Saved data entries

———

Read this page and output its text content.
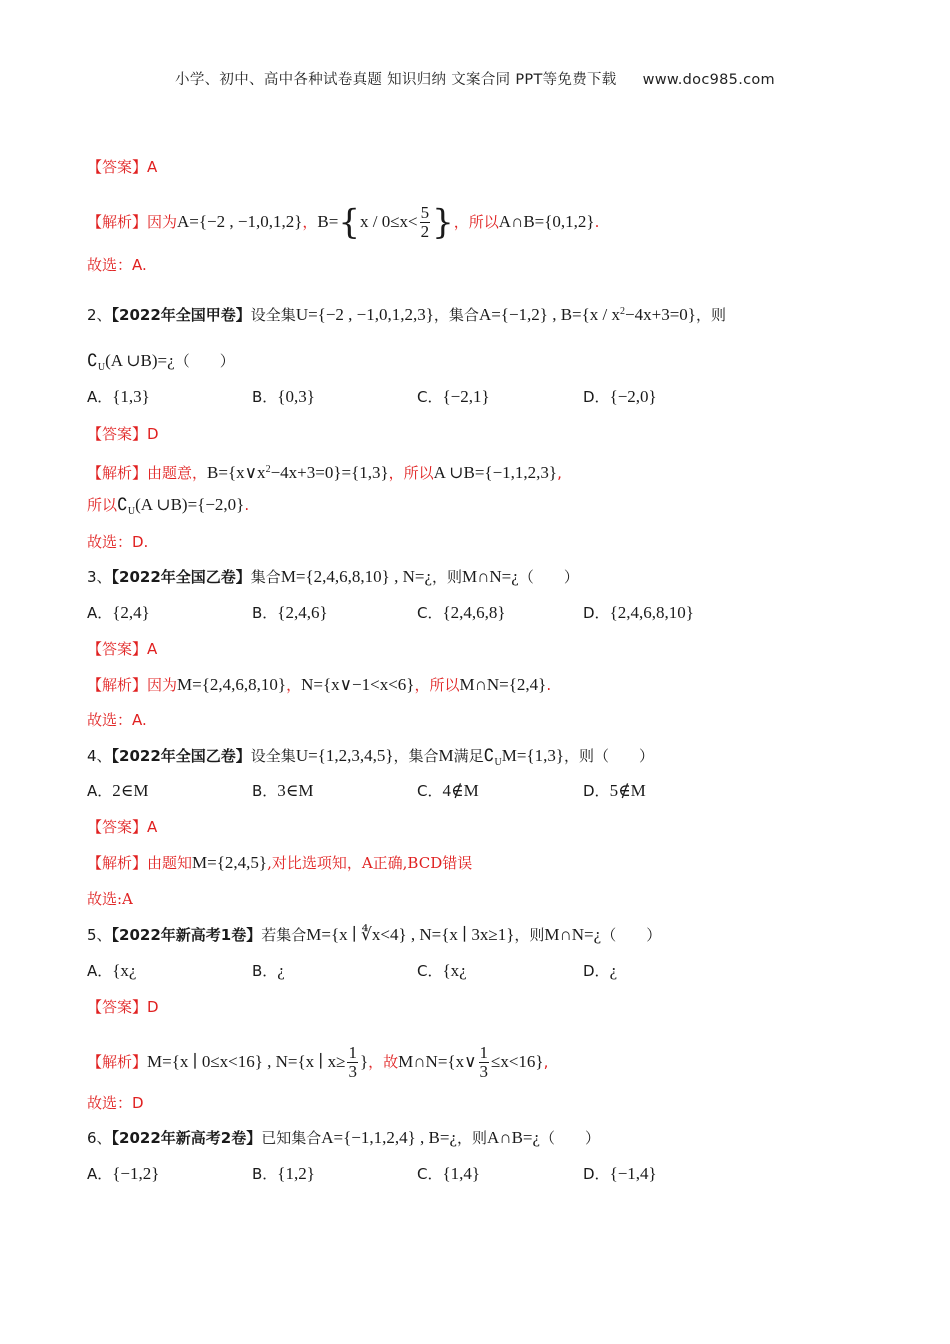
小学、初中、高中各种试卷真题 知识归纳 文案合同 PPT等免费下载 www.doc985.com
【答案】A
【解析】因为A={−2 , −1,0,1,2}，$B=\{x / 0\le x< \frac{5}{2}$ }，所以A∩B={0,1,2}.
故选：A.
2、【2022年全国甲卷】设全集U={−2 , −1,0,1,2,3}，集合A={−1,2} , $B=\{x / x^2-4x+3=0\}$，则
$∁_U(A$ ∪B)=¿（　　）
A．{1,3}	B．{0,3}	C．{−2,1}	D．{−2,0}
【答案】D
【解析】由题意，$B=\{x\vee x^2-4x+3=0\}=\{1,3\}$，所以A ∪B={−1,1,2,3},
所以$∁_U(A$ ∪B)={−2,0}.
故选：D.
3、【2022年全国乙卷】集合M={2,4,6,8,10} , N=¿，则M∩N=¿（　　）
A．{2,4}	B．{2,4,6}	C．{2,4,6,8}	D．{2,4,6,8,10}
【答案】A
【解析】因为M={2,4,6,8,10}，N={x∨−1<x<6}，所以M∩N={2,4}.
故选：A.
4、【2022年全国乙卷】设全集U={1,2,3,4,5}，集合M满足$∁_UM=\{1,3\}$，则（　　）
A．2∈M	B．3∈M	C．4∉M	D．5∉M
【答案】A
【解析】由题知M={2,4,5},对比选项知，A正确,BCD错误
故选:A
5、【2022年新高考1卷】若集合M={x ∣ ∜x<4} , N={x ∣ 3x≥1}，则M∩N=¿（　　）
A．{x¿	B．¿	C．{x¿	D．¿
【答案】D
【解析】M={x ∣ 0≤x<16} , N={x ∣ $x\ge \frac{1}{3}$ }，故M∩N={x∨ $\frac{1}{3} \le x<16$},
故选：D
6、【2022年新高考2卷】已知集合A={−1,1,2,4} , B=¿，则A∩B=¿（　　）
A．{−1,2}	B．{1,2}	C．{1,4}	D．{−1,4}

———

Given problem
Every line above should be repeated exactly; pictures stay out of the copy.

Reply
Read this page and output its text content.
小学、初中、高中各种试卷真题 知识归纳 文案合同 PPT等免费下载 www.doc985.com
【答案】A
【解析】因为A={−2 , −1,0,1,2}，$B=\{x / 0\le x< \frac{5}{2}$ }，所以A∩B={0,1,2}.
故选：A.
2、【2022年全国甲卷】设全集U={−2 , −1,0,1,2,3}，集合A={−1,2} , $B=\{x / x^2-4x+3=0\}$，则
$∁_U(A$ ∪B)=¿（　　）
A．{1,3}	B．{0,3}	C．{−2,1}	D．{−2,0}
【答案】D
【解析】由题意，$B=\{x\vee x^2-4x+3=0\}=\{1,3\}$，所以A ∪B={−1,1,2,3},
所以$∁_U(A$ ∪B)={−2,0}.
故选：D.
3、【2022年全国乙卷】集合M={2,4,6,8,10} , N=¿，则M∩N=¿（　　）
A．{2,4}	B．{2,4,6}	C．{2,4,6,8}	D．{2,4,6,8,10}
【答案】A
【解析】因为M={2,4,6,8,10}，N={x∨−1<x<6}，所以M∩N={2,4}.
故选：A.
4、【2022年全国乙卷】设全集U={1,2,3,4,5}，集合M满足$∁_UM=\{1,3\}$，则（　　）
A．2∈M	B．3∈M	C．4∉M	D．5∉M
【答案】A
【解析】由题知M={2,4,5},对比选项知，A正确,BCD错误
故选:A
5、【2022年新高考1卷】若集合M={x ∣ ∜x<4} , N={x ∣ 3x≥1}，则M∩N=¿（　　）
A．{x¿	B．¿	C．{x¿	D．¿
【答案】D
【解析】M={x ∣ 0≤x<16} , N={x ∣ $x\ge \frac{1}{3}$ }，故M∩N={x∨ $\frac{1}{3} \le x<16$},
故选：D
6、【2022年新高考2卷】已知集合A={−1,1,2,4} , B=¿，则A∩B=¿（　　）
A．{−1,2}	B．{1,2}	C．{1,4}	D．{−1,4}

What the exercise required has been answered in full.